» WHAT THE TASK REQUIRES
Retype each record shown below, leaving every character as it is.

Extracted records
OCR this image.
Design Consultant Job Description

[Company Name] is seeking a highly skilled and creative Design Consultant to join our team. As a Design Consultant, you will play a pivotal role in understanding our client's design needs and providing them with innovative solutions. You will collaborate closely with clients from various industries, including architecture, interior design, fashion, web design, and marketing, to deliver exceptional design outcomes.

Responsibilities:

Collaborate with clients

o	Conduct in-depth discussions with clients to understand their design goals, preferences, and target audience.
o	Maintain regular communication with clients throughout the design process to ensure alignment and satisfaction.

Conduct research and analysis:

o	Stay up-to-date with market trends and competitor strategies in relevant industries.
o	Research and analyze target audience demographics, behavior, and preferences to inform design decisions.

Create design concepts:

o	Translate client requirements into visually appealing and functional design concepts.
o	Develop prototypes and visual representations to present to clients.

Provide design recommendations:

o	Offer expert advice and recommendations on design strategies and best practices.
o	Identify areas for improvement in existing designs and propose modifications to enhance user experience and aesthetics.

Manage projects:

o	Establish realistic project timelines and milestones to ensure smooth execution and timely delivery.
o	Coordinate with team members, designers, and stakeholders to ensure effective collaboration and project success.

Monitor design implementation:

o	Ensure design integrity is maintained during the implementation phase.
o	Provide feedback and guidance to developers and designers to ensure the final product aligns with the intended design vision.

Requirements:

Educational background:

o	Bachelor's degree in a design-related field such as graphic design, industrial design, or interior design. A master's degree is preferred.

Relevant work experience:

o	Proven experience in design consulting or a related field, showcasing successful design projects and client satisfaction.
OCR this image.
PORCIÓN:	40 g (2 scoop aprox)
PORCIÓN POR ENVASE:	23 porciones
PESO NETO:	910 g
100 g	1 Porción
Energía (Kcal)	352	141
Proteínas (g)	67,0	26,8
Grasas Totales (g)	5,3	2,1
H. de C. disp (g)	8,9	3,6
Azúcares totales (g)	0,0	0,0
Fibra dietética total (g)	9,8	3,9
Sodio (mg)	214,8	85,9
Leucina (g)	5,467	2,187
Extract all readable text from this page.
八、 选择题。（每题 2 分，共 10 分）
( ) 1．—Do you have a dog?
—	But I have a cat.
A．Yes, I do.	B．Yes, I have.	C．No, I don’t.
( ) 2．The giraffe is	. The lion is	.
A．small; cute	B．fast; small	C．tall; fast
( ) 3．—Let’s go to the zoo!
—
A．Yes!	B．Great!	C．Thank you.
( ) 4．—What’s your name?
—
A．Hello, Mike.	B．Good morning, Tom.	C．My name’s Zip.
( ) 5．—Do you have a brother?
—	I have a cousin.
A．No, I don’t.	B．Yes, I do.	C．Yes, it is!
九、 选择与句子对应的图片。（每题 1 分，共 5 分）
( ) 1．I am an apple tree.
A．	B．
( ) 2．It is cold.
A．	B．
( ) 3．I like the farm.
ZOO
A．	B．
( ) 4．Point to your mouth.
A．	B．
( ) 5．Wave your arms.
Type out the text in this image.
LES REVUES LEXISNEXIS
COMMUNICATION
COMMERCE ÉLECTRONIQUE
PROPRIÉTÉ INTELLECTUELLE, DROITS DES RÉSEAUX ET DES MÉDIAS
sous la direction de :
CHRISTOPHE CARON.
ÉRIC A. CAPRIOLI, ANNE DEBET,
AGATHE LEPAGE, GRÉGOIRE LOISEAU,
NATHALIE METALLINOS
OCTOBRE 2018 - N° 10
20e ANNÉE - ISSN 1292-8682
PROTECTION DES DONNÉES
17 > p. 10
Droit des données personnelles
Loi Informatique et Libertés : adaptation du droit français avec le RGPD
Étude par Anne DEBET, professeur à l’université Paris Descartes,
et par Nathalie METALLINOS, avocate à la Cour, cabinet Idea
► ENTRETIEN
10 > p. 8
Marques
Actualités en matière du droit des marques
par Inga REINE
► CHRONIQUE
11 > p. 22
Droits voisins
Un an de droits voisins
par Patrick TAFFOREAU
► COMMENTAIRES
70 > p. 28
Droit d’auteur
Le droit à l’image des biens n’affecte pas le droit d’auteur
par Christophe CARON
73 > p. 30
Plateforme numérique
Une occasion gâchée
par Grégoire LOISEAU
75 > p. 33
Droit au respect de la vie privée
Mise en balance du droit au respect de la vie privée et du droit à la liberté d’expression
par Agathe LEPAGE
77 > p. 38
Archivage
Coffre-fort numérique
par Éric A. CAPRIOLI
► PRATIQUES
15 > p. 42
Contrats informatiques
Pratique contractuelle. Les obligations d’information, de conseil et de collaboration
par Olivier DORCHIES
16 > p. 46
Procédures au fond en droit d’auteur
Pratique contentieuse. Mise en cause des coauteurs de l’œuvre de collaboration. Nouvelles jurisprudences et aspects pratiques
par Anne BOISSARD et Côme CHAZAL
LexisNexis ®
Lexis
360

» ANSWER TO THE TASK
OCR this image.
Design Consultant Job Description

[Company Name] is seeking a highly skilled and creative Design Consultant to join our team. As a Design Consultant, you will play a pivotal role in understanding our client's design needs and providing them with innovative solutions. You will collaborate closely with clients from various industries, including architecture, interior design, fashion, web design, and marketing, to deliver exceptional design outcomes.

Responsibilities:

Collaborate with clients

o	Conduct in-depth discussions with clients to understand their design goals, preferences, and target audience.
o	Maintain regular communication with clients throughout the design process to ensure alignment and satisfaction.

Conduct research and analysis:

o	Stay up-to-date with market trends and competitor strategies in relevant industries.
o	Research and analyze target audience demographics, behavior, and preferences to inform design decisions.

Create design concepts:

o	Translate client requirements into visually appealing and functional design concepts.
o	Develop prototypes and visual representations to present to clients.

Provide design recommendations:

o	Offer expert advice and recommendations on design strategies and best practices.
o	Identify areas for improvement in existing designs and propose modifications to enhance user experience and aesthetics.

Manage projects:

o	Establish realistic project timelines and milestones to ensure smooth execution and timely delivery.
o	Coordinate with team members, designers, and stakeholders to ensure effective collaboration and project success.

Monitor design implementation:

o	Ensure design integrity is maintained during the implementation phase.
o	Provide feedback and guidance to developers and designers to ensure the final product aligns with the intended design vision.

Requirements:

Educational background:

o	Bachelor's degree in a design-related field such as graphic design, industrial design, or interior design. A master's degree is preferred.

Relevant work experience:

o	Proven experience in design consulting or a related field, showcasing successful design projects and client satisfaction.
OCR this image.
PORCIÓN:	40 g (2 scoop aprox)
PORCIÓN POR ENVASE:	23 porciones
PESO NETO:	910 g
100 g	1 Porción
Energía (Kcal)	352	141
Proteínas (g)	67,0	26,8
Grasas Totales (g)	5,3	2,1
H. de C. disp (g)	8,9	3,6
Azúcares totales (g)	0,0	0,0
Fibra dietética total (g)	9,8	3,9
Sodio (mg)	214,8	85,9
Leucina (g)	5,467	2,187
Extract all readable text from this page.
八、 选择题。（每题 2 分，共 10 分）
( ) 1．—Do you have a dog?
—	But I have a cat.
A．Yes, I do.	B．Yes, I have.	C．No, I don’t.
( ) 2．The giraffe is	. The lion is	.
A．small; cute	B．fast; small	C．tall; fast
( ) 3．—Let’s go to the zoo!
—
A．Yes!	B．Great!	C．Thank you.
( ) 4．—What’s your name?
—
A．Hello, Mike.	B．Good morning, Tom.	C．My name’s Zip.
( ) 5．—Do you have a brother?
—	I have a cousin.
A．No, I don’t.	B．Yes, I do.	C．Yes, it is!
九、 选择与句子对应的图片。（每题 1 分，共 5 分）
( ) 1．I am an apple tree.
A．	B．
( ) 2．It is cold.
A．	B．
( ) 3．I like the farm.
ZOO
A．	B．
( ) 4．Point to your mouth.
A．	B．
( ) 5．Wave your arms.
Type out the text in this image.
LES REVUES LEXISNEXIS
COMMUNICATION
COMMERCE ÉLECTRONIQUE
PROPRIÉTÉ INTELLECTUELLE, DROITS DES RÉSEAUX ET DES MÉDIAS
sous la direction de :
CHRISTOPHE CARON.
ÉRIC A. CAPRIOLI, ANNE DEBET,
AGATHE LEPAGE, GRÉGOIRE LOISEAU,
NATHALIE METALLINOS
OCTOBRE 2018 - N° 10
20e ANNÉE - ISSN 1292-8682
PROTECTION DES DONNÉES
17 > p. 10
Droit des données personnelles
Loi Informatique et Libertés : adaptation du droit français avec le RGPD
Étude par Anne DEBET, professeur à l’université Paris Descartes,
et par Nathalie METALLINOS, avocate à la Cour, cabinet Idea
► ENTRETIEN
10 > p. 8
Marques
Actualités en matière du droit des marques
par Inga REINE
► CHRONIQUE
11 > p. 22
Droits voisins
Un an de droits voisins
par Patrick TAFFOREAU
► COMMENTAIRES
70 > p. 28
Droit d’auteur
Le droit à l’image des biens n’affecte pas le droit d’auteur
par Christophe CARON
73 > p. 30
Plateforme numérique
Une occasion gâchée
par Grégoire LOISEAU
75 > p. 33
Droit au respect de la vie privée
Mise en balance du droit au respect de la vie privée et du droit à la liberté d’expression
par Agathe LEPAGE
77 > p. 38
Archivage
Coffre-fort numérique
par Éric A. CAPRIOLI
► PRATIQUES
15 > p. 42
Contrats informatiques
Pratique contractuelle. Les obligations d’information, de conseil et de collaboration
par Olivier DORCHIES
16 > p. 46
Procédures au fond en droit d’auteur
Pratique contentieuse. Mise en cause des coauteurs de l’œuvre de collaboration. Nouvelles jurisprudences et aspects pratiques
par Anne BOISSARD et Côme CHAZAL
LexisNexis ®
Lexis
360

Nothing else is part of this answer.